> WHAT THIS TASK INVOLVES:
Return all lines below containing the word "very".

> RECORDS:
--- START ---

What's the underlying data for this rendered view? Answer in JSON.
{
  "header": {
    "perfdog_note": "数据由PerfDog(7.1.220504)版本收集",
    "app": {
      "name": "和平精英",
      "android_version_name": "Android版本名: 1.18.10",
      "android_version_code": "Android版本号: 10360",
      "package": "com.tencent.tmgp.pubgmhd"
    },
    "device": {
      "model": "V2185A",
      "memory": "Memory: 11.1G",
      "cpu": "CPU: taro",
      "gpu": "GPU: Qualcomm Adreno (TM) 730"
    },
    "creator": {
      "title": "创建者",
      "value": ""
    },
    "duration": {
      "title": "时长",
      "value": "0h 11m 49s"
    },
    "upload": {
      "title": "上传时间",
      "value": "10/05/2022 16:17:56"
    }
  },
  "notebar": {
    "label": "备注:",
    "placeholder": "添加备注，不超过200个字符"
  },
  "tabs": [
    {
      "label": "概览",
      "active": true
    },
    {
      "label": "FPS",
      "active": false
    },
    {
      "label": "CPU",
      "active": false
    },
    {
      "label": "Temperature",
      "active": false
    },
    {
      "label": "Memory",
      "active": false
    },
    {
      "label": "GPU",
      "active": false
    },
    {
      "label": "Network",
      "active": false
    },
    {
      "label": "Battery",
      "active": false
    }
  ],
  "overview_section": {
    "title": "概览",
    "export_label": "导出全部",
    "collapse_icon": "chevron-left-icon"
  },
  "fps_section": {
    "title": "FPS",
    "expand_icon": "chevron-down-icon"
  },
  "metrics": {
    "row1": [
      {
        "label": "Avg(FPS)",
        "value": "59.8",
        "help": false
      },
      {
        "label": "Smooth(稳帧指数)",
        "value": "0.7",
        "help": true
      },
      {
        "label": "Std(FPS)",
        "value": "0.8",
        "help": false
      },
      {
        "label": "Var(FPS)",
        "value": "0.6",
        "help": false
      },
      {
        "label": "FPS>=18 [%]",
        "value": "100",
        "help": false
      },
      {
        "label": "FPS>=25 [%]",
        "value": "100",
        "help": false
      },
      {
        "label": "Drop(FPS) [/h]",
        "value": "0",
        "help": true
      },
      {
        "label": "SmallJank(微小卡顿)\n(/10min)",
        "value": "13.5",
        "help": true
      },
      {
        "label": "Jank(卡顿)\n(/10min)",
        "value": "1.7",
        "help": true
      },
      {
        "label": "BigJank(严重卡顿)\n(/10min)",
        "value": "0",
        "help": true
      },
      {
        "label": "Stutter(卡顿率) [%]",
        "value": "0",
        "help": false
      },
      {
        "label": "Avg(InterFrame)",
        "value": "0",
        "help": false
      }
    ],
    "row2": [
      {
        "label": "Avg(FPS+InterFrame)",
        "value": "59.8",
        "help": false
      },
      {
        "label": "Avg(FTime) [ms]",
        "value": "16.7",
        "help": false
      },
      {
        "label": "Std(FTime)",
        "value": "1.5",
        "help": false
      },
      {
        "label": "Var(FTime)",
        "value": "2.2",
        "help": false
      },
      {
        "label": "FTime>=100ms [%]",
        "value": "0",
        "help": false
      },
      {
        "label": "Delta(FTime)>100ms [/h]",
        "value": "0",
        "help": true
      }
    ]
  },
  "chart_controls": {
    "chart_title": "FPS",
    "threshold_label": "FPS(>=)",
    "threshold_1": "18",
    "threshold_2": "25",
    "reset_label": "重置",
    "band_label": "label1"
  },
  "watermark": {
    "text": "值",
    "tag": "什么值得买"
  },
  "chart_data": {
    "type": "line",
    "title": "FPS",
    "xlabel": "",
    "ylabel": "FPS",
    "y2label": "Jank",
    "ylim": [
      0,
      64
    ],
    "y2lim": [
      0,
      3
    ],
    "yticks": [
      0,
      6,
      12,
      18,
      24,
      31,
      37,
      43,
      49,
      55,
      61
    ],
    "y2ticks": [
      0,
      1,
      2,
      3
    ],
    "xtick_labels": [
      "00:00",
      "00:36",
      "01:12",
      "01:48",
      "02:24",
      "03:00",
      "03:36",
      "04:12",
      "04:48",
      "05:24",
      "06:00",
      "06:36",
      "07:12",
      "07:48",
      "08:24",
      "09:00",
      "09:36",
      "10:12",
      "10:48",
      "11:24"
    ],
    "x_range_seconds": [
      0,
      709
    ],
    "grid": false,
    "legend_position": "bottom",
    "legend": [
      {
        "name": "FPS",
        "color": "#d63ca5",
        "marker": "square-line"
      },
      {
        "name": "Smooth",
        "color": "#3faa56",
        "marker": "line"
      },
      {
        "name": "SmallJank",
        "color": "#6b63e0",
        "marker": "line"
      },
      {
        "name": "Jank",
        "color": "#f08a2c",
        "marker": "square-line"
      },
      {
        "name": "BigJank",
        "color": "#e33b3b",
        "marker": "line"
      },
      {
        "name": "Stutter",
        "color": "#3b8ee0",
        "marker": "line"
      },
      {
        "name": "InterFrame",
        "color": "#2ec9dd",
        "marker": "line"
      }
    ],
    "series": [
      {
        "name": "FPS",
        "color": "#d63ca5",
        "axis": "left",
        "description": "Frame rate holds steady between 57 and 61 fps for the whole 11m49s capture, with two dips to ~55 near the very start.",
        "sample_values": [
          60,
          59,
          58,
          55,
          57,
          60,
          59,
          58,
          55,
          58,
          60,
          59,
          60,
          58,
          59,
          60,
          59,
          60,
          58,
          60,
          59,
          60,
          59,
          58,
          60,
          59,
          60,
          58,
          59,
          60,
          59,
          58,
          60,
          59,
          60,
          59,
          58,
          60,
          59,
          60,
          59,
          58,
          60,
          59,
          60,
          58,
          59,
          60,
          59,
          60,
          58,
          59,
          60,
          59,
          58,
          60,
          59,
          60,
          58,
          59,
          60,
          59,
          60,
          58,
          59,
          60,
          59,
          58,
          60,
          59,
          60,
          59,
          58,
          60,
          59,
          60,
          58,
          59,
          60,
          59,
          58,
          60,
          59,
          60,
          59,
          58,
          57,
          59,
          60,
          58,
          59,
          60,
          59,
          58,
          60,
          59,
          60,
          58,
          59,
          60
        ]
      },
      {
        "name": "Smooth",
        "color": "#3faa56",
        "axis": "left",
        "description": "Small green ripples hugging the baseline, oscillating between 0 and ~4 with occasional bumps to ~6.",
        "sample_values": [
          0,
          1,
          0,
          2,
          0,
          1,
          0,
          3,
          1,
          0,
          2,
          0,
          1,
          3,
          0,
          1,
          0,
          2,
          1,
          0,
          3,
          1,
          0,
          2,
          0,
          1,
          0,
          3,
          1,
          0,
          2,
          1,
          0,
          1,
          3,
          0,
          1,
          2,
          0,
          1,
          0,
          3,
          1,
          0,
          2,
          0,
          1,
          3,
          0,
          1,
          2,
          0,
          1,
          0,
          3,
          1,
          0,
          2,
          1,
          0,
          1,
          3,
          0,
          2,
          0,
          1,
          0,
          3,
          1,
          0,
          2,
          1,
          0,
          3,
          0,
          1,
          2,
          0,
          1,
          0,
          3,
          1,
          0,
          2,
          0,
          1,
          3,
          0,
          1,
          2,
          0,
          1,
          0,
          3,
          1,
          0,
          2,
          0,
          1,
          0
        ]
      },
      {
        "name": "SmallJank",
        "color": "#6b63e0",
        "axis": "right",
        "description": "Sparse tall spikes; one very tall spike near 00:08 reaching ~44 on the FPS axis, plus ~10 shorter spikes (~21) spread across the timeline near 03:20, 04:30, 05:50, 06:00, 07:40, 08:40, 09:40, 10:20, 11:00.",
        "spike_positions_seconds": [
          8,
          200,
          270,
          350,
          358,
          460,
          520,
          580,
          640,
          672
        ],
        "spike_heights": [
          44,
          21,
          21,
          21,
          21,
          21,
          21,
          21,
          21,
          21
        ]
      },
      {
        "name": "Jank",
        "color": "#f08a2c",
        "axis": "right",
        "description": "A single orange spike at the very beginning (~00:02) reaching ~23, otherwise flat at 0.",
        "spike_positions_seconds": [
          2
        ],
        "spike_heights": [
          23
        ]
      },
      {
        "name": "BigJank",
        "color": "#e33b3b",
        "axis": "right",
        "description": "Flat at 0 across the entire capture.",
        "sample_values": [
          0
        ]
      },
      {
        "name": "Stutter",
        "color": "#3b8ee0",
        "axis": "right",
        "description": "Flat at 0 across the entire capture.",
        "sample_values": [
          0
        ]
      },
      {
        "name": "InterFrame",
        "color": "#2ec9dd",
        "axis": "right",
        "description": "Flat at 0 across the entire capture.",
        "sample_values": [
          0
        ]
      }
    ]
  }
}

--- END ---

> EXERCISE SOLUTION:
        "description": "Frame rate holds steady between 57 and 61 fps for the whole 11m49s capture, with two dips to ~55 near the very start.",
        "description": "Sparse tall spikes; one very tall spike near 00:08 reaching ~44 on the FPS axis, plus ~10 shorter spikes (~21) spread across the timeline near 03:20, 04:30, 05:50, 06:00, 07:40, 08:40, 09:40, 10:20, 11:00.",
        "description": "A single orange spike at the very beginning (~00:02) reaching ~23, otherwise flat at 0.",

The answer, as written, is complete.